Records shown
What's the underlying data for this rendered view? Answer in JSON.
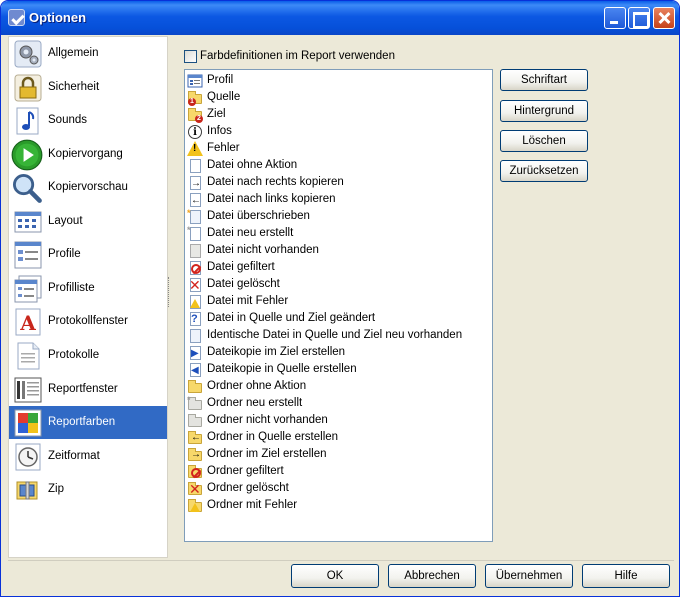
{
  "window": {
    "title": "Optionen"
  },
  "sidebar": {
    "items": [
      {
        "label": "Allgemein",
        "icon": "gear-icon"
      },
      {
        "label": "Sicherheit",
        "icon": "lock-icon"
      },
      {
        "label": "Sounds",
        "icon": "music-note-icon"
      },
      {
        "label": "Kopiervorgang",
        "icon": "play-icon"
      },
      {
        "label": "Kopiervorschau",
        "icon": "magnifier-icon"
      },
      {
        "label": "Layout",
        "icon": "layout-icon"
      },
      {
        "label": "Profile",
        "icon": "profile-list-icon"
      },
      {
        "label": "Profilliste",
        "icon": "profile-list-stack-icon"
      },
      {
        "label": "Protokollfenster",
        "icon": "letter-a-icon"
      },
      {
        "label": "Protokolle",
        "icon": "document-icon"
      },
      {
        "label": "Reportfenster",
        "icon": "report-window-icon"
      },
      {
        "label": "Reportfarben",
        "icon": "color-palette-icon",
        "selected": true
      },
      {
        "label": "Zeitformat",
        "icon": "clock-icon"
      },
      {
        "label": "Zip",
        "icon": "zip-icon"
      }
    ]
  },
  "main": {
    "checkbox_label": "Farbdefinitionen im Report verwenden",
    "checkbox_checked": false,
    "list_items": [
      {
        "label": "Profil",
        "icon": "profile-icon"
      },
      {
        "label": "Quelle",
        "icon": "source-folder-icon"
      },
      {
        "label": "Ziel",
        "icon": "target-folder-icon"
      },
      {
        "label": "Infos",
        "icon": "info-icon"
      },
      {
        "label": "Fehler",
        "icon": "warning-icon"
      },
      {
        "label": "Datei ohne Aktion",
        "icon": "file-icon"
      },
      {
        "label": "Datei nach rechts kopieren",
        "icon": "file-arrow-right-icon"
      },
      {
        "label": "Datei nach links kopieren",
        "icon": "file-arrow-left-icon"
      },
      {
        "label": "Datei überschrieben",
        "icon": "file-overwritten-icon"
      },
      {
        "label": "Datei neu erstellt",
        "icon": "file-new-icon"
      },
      {
        "label": "Datei nicht vorhanden",
        "icon": "file-missing-icon"
      },
      {
        "label": "Datei gefiltert",
        "icon": "file-filtered-icon"
      },
      {
        "label": "Datei gelöscht",
        "icon": "file-deleted-icon"
      },
      {
        "label": "Datei mit Fehler",
        "icon": "file-error-icon"
      },
      {
        "label": "Datei in Quelle und Ziel geändert",
        "icon": "file-changed-icon"
      },
      {
        "label": "Identische Datei in Quelle und Ziel neu vorhanden",
        "icon": "file-identical-icon"
      },
      {
        "label": "Dateikopie im Ziel erstellen",
        "icon": "file-copy-target-icon"
      },
      {
        "label": "Dateikopie in Quelle erstellen",
        "icon": "file-copy-source-icon"
      },
      {
        "label": "Ordner ohne Aktion",
        "icon": "folder-icon"
      },
      {
        "label": "Ordner neu erstellt",
        "icon": "folder-new-icon"
      },
      {
        "label": "Ordner nicht vorhanden",
        "icon": "folder-missing-icon"
      },
      {
        "label": "Ordner in Quelle erstellen",
        "icon": "folder-arrow-left-icon"
      },
      {
        "label": "Ordner im Ziel erstellen",
        "icon": "folder-arrow-right-icon"
      },
      {
        "label": "Ordner gefiltert",
        "icon": "folder-filtered-icon"
      },
      {
        "label": "Ordner gelöscht",
        "icon": "folder-deleted-icon"
      },
      {
        "label": "Ordner mit Fehler",
        "icon": "folder-error-icon"
      }
    ],
    "buttons": {
      "font": "Schriftart",
      "background": "Hintergrund",
      "delete": "Löschen",
      "reset": "Zurücksetzen"
    }
  },
  "footer": {
    "ok": "OK",
    "cancel": "Abbrechen",
    "apply": "Übernehmen",
    "help": "Hilfe"
  }
}
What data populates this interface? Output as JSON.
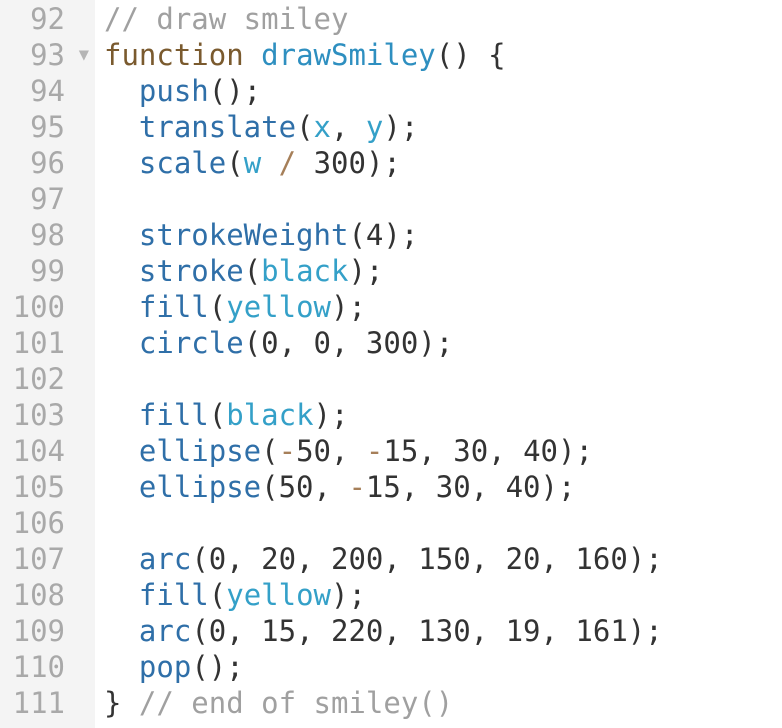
{
  "editor": {
    "lines": [
      {
        "num": "92",
        "tokens": [
          {
            "t": "// draw smiley",
            "c": "comment"
          }
        ]
      },
      {
        "num": "93",
        "fold": "▼",
        "tokens": [
          {
            "t": "function",
            "c": "keyword"
          },
          {
            "t": " ",
            "c": "punct"
          },
          {
            "t": "drawSmiley",
            "c": "fname"
          },
          {
            "t": "() {",
            "c": "punct"
          }
        ]
      },
      {
        "num": "94",
        "tokens": [
          {
            "t": "  ",
            "c": "punct"
          },
          {
            "t": "push",
            "c": "call"
          },
          {
            "t": "();",
            "c": "punct"
          }
        ]
      },
      {
        "num": "95",
        "tokens": [
          {
            "t": "  ",
            "c": "punct"
          },
          {
            "t": "translate",
            "c": "call"
          },
          {
            "t": "(",
            "c": "punct"
          },
          {
            "t": "x",
            "c": "var"
          },
          {
            "t": ", ",
            "c": "punct"
          },
          {
            "t": "y",
            "c": "var"
          },
          {
            "t": ");",
            "c": "punct"
          }
        ]
      },
      {
        "num": "96",
        "tokens": [
          {
            "t": "  ",
            "c": "punct"
          },
          {
            "t": "scale",
            "c": "call"
          },
          {
            "t": "(",
            "c": "punct"
          },
          {
            "t": "w",
            "c": "var"
          },
          {
            "t": " ",
            "c": "punct"
          },
          {
            "t": "/",
            "c": "op"
          },
          {
            "t": " 300);",
            "c": "punct"
          }
        ]
      },
      {
        "num": "97",
        "tokens": []
      },
      {
        "num": "98",
        "tokens": [
          {
            "t": "  ",
            "c": "punct"
          },
          {
            "t": "strokeWeight",
            "c": "call"
          },
          {
            "t": "(4);",
            "c": "punct"
          }
        ]
      },
      {
        "num": "99",
        "tokens": [
          {
            "t": "  ",
            "c": "punct"
          },
          {
            "t": "stroke",
            "c": "call"
          },
          {
            "t": "(",
            "c": "punct"
          },
          {
            "t": "black",
            "c": "var"
          },
          {
            "t": ");",
            "c": "punct"
          }
        ]
      },
      {
        "num": "100",
        "tokens": [
          {
            "t": "  ",
            "c": "punct"
          },
          {
            "t": "fill",
            "c": "call"
          },
          {
            "t": "(",
            "c": "punct"
          },
          {
            "t": "yellow",
            "c": "var"
          },
          {
            "t": ");",
            "c": "punct"
          }
        ]
      },
      {
        "num": "101",
        "tokens": [
          {
            "t": "  ",
            "c": "punct"
          },
          {
            "t": "circle",
            "c": "call"
          },
          {
            "t": "(0, 0, 300);",
            "c": "punct"
          }
        ]
      },
      {
        "num": "102",
        "tokens": []
      },
      {
        "num": "103",
        "tokens": [
          {
            "t": "  ",
            "c": "punct"
          },
          {
            "t": "fill",
            "c": "call"
          },
          {
            "t": "(",
            "c": "punct"
          },
          {
            "t": "black",
            "c": "var"
          },
          {
            "t": ");",
            "c": "punct"
          }
        ]
      },
      {
        "num": "104",
        "tokens": [
          {
            "t": "  ",
            "c": "punct"
          },
          {
            "t": "ellipse",
            "c": "call"
          },
          {
            "t": "(",
            "c": "punct"
          },
          {
            "t": "-",
            "c": "op"
          },
          {
            "t": "50, ",
            "c": "punct"
          },
          {
            "t": "-",
            "c": "op"
          },
          {
            "t": "15, 30, 40);",
            "c": "punct"
          }
        ]
      },
      {
        "num": "105",
        "tokens": [
          {
            "t": "  ",
            "c": "punct"
          },
          {
            "t": "ellipse",
            "c": "call"
          },
          {
            "t": "(50, ",
            "c": "punct"
          },
          {
            "t": "-",
            "c": "op"
          },
          {
            "t": "15, 30, 40);",
            "c": "punct"
          }
        ]
      },
      {
        "num": "106",
        "tokens": []
      },
      {
        "num": "107",
        "tokens": [
          {
            "t": "  ",
            "c": "punct"
          },
          {
            "t": "arc",
            "c": "call"
          },
          {
            "t": "(0, 20, 200, 150, 20, 160);",
            "c": "punct"
          }
        ]
      },
      {
        "num": "108",
        "tokens": [
          {
            "t": "  ",
            "c": "punct"
          },
          {
            "t": "fill",
            "c": "call"
          },
          {
            "t": "(",
            "c": "punct"
          },
          {
            "t": "yellow",
            "c": "var"
          },
          {
            "t": ");",
            "c": "punct"
          }
        ]
      },
      {
        "num": "109",
        "tokens": [
          {
            "t": "  ",
            "c": "punct"
          },
          {
            "t": "arc",
            "c": "call"
          },
          {
            "t": "(0, 15, 220, 130, 19, 161);",
            "c": "punct"
          }
        ]
      },
      {
        "num": "110",
        "tokens": [
          {
            "t": "  ",
            "c": "punct"
          },
          {
            "t": "pop",
            "c": "call"
          },
          {
            "t": "();",
            "c": "punct"
          }
        ]
      },
      {
        "num": "111",
        "tokens": [
          {
            "t": "} ",
            "c": "punct"
          },
          {
            "t": "// end of smiley()",
            "c": "comment"
          }
        ]
      }
    ]
  }
}
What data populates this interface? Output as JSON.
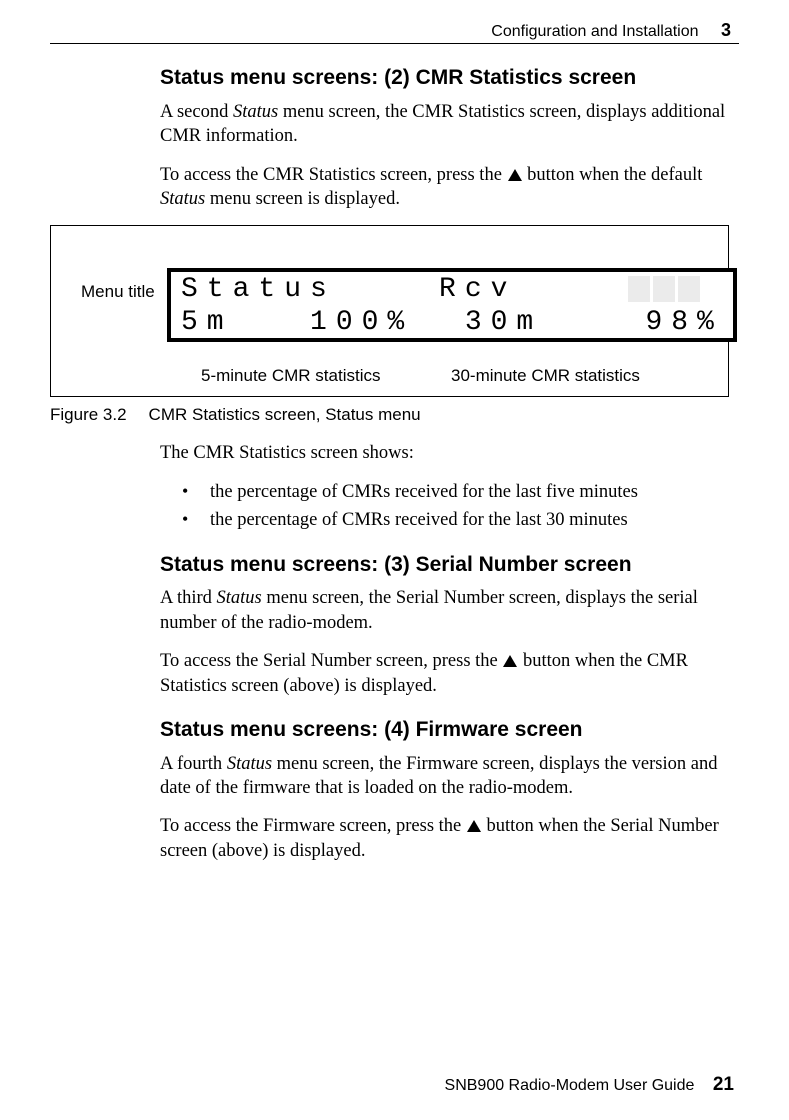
{
  "header": {
    "section": "Configuration and Installation",
    "chapter_number": "3"
  },
  "section1": {
    "heading": "Status menu screens: (2) CMR Statistics screen",
    "para1_a": "A second ",
    "para1_b": "Status",
    "para1_c": " menu screen, the CMR Statistics screen, displays additional CMR information.",
    "para2_a": "To access the CMR Statistics screen, press the ",
    "para2_b": " button when the default ",
    "para2_c": "Status",
    "para2_d": " menu screen is displayed."
  },
  "figure": {
    "menu_title_label": "Menu title",
    "lcd_line1": "Status    Rcv",
    "lcd_line2": "5m   100%  30m    98%",
    "callout_left": "5-minute CMR statistics",
    "callout_right": "30-minute CMR statistics",
    "caption_num": "Figure 3.2",
    "caption_text": "CMR Statistics screen, Status menu"
  },
  "after_fig": {
    "intro": "The CMR Statistics screen shows:",
    "bullets": [
      "the percentage of CMRs received for the last five minutes",
      "the percentage of CMRs received for the last 30 minutes"
    ]
  },
  "section2": {
    "heading": "Status menu screens: (3) Serial Number screen",
    "para1_a": "A third ",
    "para1_b": "Status",
    "para1_c": " menu screen, the Serial Number screen, displays the serial number of the radio-modem.",
    "para2_a": "To access the Serial Number screen, press the ",
    "para2_b": " button when the CMR Statistics screen (above) is displayed."
  },
  "section3": {
    "heading": "Status menu screens: (4) Firmware screen",
    "para1_a": "A fourth ",
    "para1_b": "Status",
    "para1_c": " menu screen, the Firmware screen, displays the version and date of the firmware that is loaded on the radio-modem.",
    "para2_a": "To access the Firmware screen, press the ",
    "para2_b": " button when the Serial Number screen (above) is displayed."
  },
  "footer": {
    "title": "SNB900 Radio-Modem User Guide",
    "page": "21"
  }
}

What needs to be done
Each line with the string "ohne" in it needs to be found and copied.

Finished task
        "label": "Datei ohne Aktion",
        "label": "Ordner ohne Aktion",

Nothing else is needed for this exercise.